▸ **Exercise**
Repeat each line exactly, leaving nothing out.

▸ **Available data**
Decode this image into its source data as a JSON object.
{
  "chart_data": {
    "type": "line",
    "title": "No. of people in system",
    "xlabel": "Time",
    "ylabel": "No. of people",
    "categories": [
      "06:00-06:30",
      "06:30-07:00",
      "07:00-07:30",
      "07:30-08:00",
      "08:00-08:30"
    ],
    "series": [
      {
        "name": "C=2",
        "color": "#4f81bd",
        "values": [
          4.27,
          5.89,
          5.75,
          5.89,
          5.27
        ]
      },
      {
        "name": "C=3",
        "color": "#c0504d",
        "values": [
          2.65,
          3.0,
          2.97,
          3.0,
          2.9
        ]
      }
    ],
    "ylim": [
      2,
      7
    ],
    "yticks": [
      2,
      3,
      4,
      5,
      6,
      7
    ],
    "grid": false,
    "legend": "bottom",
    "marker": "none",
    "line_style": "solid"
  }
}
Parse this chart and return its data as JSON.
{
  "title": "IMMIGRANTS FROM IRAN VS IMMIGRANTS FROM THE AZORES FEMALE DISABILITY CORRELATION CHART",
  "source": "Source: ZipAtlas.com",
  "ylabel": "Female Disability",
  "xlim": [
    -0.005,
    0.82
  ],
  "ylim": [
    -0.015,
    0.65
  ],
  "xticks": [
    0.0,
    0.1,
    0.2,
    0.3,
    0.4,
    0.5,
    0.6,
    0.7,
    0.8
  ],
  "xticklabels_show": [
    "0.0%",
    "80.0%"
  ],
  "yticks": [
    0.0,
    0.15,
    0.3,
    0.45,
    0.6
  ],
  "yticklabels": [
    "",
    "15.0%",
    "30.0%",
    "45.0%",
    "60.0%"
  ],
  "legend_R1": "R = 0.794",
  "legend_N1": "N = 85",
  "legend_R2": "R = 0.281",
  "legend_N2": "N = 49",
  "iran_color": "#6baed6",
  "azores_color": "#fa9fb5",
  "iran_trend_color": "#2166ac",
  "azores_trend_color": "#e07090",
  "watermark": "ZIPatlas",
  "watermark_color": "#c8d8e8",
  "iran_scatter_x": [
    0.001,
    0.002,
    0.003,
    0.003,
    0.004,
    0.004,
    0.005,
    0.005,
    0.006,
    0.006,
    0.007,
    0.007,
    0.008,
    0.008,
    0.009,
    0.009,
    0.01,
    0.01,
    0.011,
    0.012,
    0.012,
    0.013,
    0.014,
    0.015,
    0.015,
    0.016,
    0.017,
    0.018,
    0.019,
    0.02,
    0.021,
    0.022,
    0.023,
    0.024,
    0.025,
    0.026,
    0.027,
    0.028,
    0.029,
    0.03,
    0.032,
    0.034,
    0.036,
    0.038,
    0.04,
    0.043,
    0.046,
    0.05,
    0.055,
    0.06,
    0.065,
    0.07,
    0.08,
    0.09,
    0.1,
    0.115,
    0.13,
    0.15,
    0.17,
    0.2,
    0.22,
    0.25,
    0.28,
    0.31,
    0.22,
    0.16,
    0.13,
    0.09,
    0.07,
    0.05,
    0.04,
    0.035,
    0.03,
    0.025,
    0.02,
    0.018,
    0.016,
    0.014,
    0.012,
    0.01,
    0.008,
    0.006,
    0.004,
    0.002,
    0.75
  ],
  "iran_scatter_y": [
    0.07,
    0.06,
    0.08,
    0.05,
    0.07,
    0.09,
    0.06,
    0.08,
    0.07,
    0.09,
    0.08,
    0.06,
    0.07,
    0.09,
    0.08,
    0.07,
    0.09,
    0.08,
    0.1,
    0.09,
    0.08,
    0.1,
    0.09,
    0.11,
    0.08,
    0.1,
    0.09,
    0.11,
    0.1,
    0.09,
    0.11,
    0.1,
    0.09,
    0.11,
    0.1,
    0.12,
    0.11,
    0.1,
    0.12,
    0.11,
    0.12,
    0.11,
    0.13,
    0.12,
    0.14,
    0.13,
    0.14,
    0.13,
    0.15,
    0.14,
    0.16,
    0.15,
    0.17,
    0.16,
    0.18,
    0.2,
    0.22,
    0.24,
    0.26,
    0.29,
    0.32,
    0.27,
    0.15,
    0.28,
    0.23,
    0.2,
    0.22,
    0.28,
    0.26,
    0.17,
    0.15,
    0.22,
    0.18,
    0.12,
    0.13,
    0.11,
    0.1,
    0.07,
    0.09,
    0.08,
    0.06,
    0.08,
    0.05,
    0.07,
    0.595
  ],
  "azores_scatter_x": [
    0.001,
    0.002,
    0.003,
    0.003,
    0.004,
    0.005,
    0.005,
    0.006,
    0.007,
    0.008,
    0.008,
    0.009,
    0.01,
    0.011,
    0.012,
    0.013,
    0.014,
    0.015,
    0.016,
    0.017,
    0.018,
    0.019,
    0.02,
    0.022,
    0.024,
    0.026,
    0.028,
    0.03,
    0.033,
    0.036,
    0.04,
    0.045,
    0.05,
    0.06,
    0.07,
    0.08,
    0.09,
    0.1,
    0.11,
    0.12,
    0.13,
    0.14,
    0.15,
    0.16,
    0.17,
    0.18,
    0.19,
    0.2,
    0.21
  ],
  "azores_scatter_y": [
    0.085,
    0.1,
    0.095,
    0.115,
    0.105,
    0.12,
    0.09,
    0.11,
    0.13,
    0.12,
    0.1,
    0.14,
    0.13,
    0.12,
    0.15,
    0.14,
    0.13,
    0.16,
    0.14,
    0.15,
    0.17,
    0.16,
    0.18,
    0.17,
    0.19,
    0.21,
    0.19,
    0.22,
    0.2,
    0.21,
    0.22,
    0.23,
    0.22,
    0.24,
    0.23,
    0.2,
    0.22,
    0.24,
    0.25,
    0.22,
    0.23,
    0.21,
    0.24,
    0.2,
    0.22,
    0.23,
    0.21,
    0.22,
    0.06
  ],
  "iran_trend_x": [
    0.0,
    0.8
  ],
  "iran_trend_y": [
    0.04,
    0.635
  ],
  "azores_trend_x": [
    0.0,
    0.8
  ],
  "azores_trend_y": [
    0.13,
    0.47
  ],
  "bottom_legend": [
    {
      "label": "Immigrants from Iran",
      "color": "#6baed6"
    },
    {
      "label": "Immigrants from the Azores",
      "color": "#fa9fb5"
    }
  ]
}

▸ **Output for this exercise**
Decode this image into its source data as a JSON object.
{
  "chart_data": {
    "type": "line",
    "title": "No. of people in system",
    "xlabel": "Time",
    "ylabel": "No. of people",
    "categories": [
      "06:00-06:30",
      "06:30-07:00",
      "07:00-07:30",
      "07:30-08:00",
      "08:00-08:30"
    ],
    "series": [
      {
        "name": "C=2",
        "color": "#4f81bd",
        "values": [
          4.27,
          5.89,
          5.75,
          5.89,
          5.27
        ]
      },
      {
        "name": "C=3",
        "color": "#c0504d",
        "values": [
          2.65,
          3.0,
          2.97,
          3.0,
          2.9
        ]
      }
    ],
    "ylim": [
      2,
      7
    ],
    "yticks": [
      2,
      3,
      4,
      5,
      6,
      7
    ],
    "grid": false,
    "legend": "bottom",
    "marker": "none",
    "line_style": "solid"
  }
}
Parse this chart and return its data as JSON.
{
  "title": "IMMIGRANTS FROM IRAN VS IMMIGRANTS FROM THE AZORES FEMALE DISABILITY CORRELATION CHART",
  "source": "Source: ZipAtlas.com",
  "ylabel": "Female Disability",
  "xlim": [
    -0.005,
    0.82
  ],
  "ylim": [
    -0.015,
    0.65
  ],
  "xticks": [
    0.0,
    0.1,
    0.2,
    0.3,
    0.4,
    0.5,
    0.6,
    0.7,
    0.8
  ],
  "xticklabels_show": [
    "0.0%",
    "80.0%"
  ],
  "yticks": [
    0.0,
    0.15,
    0.3,
    0.45,
    0.6
  ],
  "yticklabels": [
    "",
    "15.0%",
    "30.0%",
    "45.0%",
    "60.0%"
  ],
  "legend_R1": "R = 0.794",
  "legend_N1": "N = 85",
  "legend_R2": "R = 0.281",
  "legend_N2": "N = 49",
  "iran_color": "#6baed6",
  "azores_color": "#fa9fb5",
  "iran_trend_color": "#2166ac",
  "azores_trend_color": "#e07090",
  "watermark": "ZIPatlas",
  "watermark_color": "#c8d8e8",
  "iran_scatter_x": [
    0.001,
    0.002,
    0.003,
    0.003,
    0.004,
    0.004,
    0.005,
    0.005,
    0.006,
    0.006,
    0.007,
    0.007,
    0.008,
    0.008,
    0.009,
    0.009,
    0.01,
    0.01,
    0.011,
    0.012,
    0.012,
    0.013,
    0.014,
    0.015,
    0.015,
    0.016,
    0.017,
    0.018,
    0.019,
    0.02,
    0.021,
    0.022,
    0.023,
    0.024,
    0.025,
    0.026,
    0.027,
    0.028,
    0.029,
    0.03,
    0.032,
    0.034,
    0.036,
    0.038,
    0.04,
    0.043,
    0.046,
    0.05,
    0.055,
    0.06,
    0.065,
    0.07,
    0.08,
    0.09,
    0.1,
    0.115,
    0.13,
    0.15,
    0.17,
    0.2,
    0.22,
    0.25,
    0.28,
    0.31,
    0.22,
    0.16,
    0.13,
    0.09,
    0.07,
    0.05,
    0.04,
    0.035,
    0.03,
    0.025,
    0.02,
    0.018,
    0.016,
    0.014,
    0.012,
    0.01,
    0.008,
    0.006,
    0.004,
    0.002,
    0.75
  ],
  "iran_scatter_y": [
    0.07,
    0.06,
    0.08,
    0.05,
    0.07,
    0.09,
    0.06,
    0.08,
    0.07,
    0.09,
    0.08,
    0.06,
    0.07,
    0.09,
    0.08,
    0.07,
    0.09,
    0.08,
    0.1,
    0.09,
    0.08,
    0.1,
    0.09,
    0.11,
    0.08,
    0.1,
    0.09,
    0.11,
    0.1,
    0.09,
    0.11,
    0.1,
    0.09,
    0.11,
    0.1,
    0.12,
    0.11,
    0.1,
    0.12,
    0.11,
    0.12,
    0.11,
    0.13,
    0.12,
    0.14,
    0.13,
    0.14,
    0.13,
    0.15,
    0.14,
    0.16,
    0.15,
    0.17,
    0.16,
    0.18,
    0.2,
    0.22,
    0.24,
    0.26,
    0.29,
    0.32,
    0.27,
    0.15,
    0.28,
    0.23,
    0.2,
    0.22,
    0.28,
    0.26,
    0.17,
    0.15,
    0.22,
    0.18,
    0.12,
    0.13,
    0.11,
    0.1,
    0.07,
    0.09,
    0.08,
    0.06,
    0.08,
    0.05,
    0.07,
    0.595
  ],
  "azores_scatter_x": [
    0.001,
    0.002,
    0.003,
    0.003,
    0.004,
    0.005,
    0.005,
    0.006,
    0.007,
    0.008,
    0.008,
    0.009,
    0.01,
    0.011,
    0.012,
    0.013,
    0.014,
    0.015,
    0.016,
    0.017,
    0.018,
    0.019,
    0.02,
    0.022,
    0.024,
    0.026,
    0.028,
    0.03,
    0.033,
    0.036,
    0.04,
    0.045,
    0.05,
    0.06,
    0.07,
    0.08,
    0.09,
    0.1,
    0.11,
    0.12,
    0.13,
    0.14,
    0.15,
    0.16,
    0.17,
    0.18,
    0.19,
    0.2,
    0.21
  ],
  "azores_scatter_y": [
    0.085,
    0.1,
    0.095,
    0.115,
    0.105,
    0.12,
    0.09,
    0.11,
    0.13,
    0.12,
    0.1,
    0.14,
    0.13,
    0.12,
    0.15,
    0.14,
    0.13,
    0.16,
    0.14,
    0.15,
    0.17,
    0.16,
    0.18,
    0.17,
    0.19,
    0.21,
    0.19,
    0.22,
    0.2,
    0.21,
    0.22,
    0.23,
    0.22,
    0.24,
    0.23,
    0.2,
    0.22,
    0.24,
    0.25,
    0.22,
    0.23,
    0.21,
    0.24,
    0.2,
    0.22,
    0.23,
    0.21,
    0.22,
    0.06
  ],
  "iran_trend_x": [
    0.0,
    0.8
  ],
  "iran_trend_y": [
    0.04,
    0.635
  ],
  "azores_trend_x": [
    0.0,
    0.8
  ],
  "azores_trend_y": [
    0.13,
    0.47
  ],
  "bottom_legend": [
    {
      "label": "Immigrants from Iran",
      "color": "#6baed6"
    },
    {
      "label": "Immigrants from the Azores",
      "color": "#fa9fb5"
    }
  ]
}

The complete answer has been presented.